Filter the listing and keep only the lines with the word "растений".
+++ ENTRIES SHOWN +++
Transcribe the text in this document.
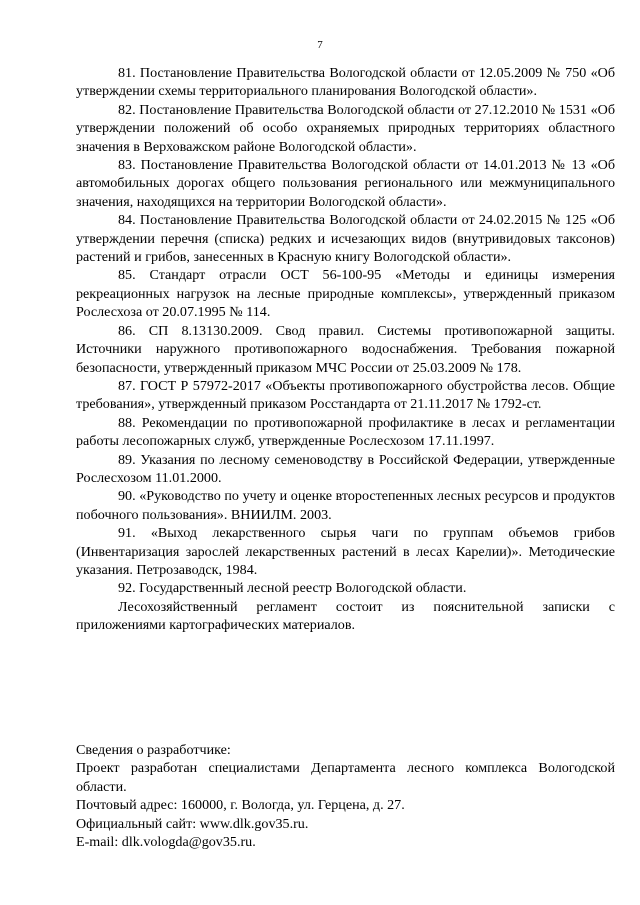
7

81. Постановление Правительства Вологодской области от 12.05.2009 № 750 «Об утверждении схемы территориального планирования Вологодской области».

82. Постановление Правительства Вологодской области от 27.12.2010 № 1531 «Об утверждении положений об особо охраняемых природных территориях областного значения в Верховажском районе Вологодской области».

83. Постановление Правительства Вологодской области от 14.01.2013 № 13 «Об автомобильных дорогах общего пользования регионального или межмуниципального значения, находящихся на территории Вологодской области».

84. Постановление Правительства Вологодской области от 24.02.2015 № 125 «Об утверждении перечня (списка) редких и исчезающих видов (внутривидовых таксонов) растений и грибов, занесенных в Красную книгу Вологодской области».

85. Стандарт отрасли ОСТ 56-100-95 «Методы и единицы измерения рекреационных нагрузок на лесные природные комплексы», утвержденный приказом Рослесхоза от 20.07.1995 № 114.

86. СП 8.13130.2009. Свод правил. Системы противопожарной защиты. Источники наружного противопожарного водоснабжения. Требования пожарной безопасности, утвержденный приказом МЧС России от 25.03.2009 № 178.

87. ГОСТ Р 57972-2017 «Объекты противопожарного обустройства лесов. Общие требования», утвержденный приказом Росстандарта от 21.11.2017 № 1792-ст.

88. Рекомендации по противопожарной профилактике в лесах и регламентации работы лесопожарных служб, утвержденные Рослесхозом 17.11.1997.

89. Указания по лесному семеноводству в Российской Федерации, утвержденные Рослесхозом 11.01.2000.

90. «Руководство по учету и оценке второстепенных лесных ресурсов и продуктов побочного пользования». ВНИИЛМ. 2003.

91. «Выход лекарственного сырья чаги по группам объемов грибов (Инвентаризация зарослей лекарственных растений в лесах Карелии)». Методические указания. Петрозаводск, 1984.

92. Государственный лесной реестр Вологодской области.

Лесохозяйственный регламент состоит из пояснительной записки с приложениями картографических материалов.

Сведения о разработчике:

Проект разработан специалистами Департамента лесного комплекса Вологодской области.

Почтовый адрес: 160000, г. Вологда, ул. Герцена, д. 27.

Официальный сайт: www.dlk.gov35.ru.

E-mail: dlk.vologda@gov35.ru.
+++
+++ ENTRIES SHOWN +++
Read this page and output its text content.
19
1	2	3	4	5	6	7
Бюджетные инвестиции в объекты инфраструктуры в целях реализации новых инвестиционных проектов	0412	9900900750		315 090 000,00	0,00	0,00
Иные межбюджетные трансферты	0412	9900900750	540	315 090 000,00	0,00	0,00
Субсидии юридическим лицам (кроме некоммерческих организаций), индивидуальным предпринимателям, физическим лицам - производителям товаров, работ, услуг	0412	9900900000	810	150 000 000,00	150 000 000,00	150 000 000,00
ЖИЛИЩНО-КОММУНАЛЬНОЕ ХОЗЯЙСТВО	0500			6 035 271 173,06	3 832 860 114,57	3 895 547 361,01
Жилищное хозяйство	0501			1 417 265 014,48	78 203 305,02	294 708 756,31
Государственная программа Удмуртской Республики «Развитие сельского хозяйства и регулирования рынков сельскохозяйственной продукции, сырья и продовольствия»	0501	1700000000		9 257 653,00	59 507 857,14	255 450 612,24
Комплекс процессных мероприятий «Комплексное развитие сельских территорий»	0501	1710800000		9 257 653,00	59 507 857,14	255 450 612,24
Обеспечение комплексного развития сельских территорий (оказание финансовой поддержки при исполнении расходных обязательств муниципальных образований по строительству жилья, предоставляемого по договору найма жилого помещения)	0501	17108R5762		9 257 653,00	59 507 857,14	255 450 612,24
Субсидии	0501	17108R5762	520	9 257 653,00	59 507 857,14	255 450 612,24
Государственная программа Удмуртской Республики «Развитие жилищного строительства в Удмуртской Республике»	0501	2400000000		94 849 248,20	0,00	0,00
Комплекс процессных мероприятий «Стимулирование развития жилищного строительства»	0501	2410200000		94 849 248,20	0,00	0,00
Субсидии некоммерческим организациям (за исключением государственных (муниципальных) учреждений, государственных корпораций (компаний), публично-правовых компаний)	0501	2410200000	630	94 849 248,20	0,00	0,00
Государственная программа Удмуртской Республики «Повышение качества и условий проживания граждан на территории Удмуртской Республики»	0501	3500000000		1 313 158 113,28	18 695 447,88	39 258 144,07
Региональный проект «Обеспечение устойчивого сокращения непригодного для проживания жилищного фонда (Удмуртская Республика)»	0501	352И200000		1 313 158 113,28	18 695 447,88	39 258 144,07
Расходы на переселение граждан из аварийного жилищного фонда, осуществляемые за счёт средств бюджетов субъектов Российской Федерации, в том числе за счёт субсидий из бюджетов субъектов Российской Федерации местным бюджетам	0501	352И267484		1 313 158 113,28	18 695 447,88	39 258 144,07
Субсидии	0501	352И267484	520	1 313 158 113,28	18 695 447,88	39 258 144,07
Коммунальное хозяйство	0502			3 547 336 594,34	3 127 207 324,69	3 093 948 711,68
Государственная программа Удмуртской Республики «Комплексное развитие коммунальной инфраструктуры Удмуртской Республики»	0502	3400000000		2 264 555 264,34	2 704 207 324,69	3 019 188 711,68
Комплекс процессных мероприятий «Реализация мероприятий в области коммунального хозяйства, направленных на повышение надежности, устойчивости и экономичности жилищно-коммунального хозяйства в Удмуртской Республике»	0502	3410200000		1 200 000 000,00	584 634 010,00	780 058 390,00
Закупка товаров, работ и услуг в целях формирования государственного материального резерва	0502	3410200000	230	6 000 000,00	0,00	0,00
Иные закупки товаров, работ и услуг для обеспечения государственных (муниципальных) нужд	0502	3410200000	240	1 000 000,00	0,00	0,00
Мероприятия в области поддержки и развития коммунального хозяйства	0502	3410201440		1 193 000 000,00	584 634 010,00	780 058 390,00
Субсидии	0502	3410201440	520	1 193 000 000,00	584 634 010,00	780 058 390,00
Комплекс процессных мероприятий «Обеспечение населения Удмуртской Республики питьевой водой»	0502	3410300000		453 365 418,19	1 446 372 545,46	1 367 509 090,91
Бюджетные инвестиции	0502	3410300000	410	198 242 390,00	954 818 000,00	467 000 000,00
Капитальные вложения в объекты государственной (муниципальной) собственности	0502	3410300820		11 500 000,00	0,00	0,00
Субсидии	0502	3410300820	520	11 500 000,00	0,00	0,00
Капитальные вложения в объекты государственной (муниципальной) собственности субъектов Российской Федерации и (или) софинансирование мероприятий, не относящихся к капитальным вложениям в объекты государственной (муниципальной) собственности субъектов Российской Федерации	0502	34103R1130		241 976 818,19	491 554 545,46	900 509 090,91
+++
REPLY
84. Постановление Правительства Вологодской области от 24.02.2015 № 125 «Об утверждении перечня (списка) редких и исчезающих видов (внутривидовых таксонов) растений и грибов, занесенных в Красную книгу Вологодской области».
91. «Выход лекарственного сырья чаги по группам объемов грибов (Инвентаризация зарослей лекарственных растений в лесах Карелии)». Методические указания. Петрозаводск, 1984.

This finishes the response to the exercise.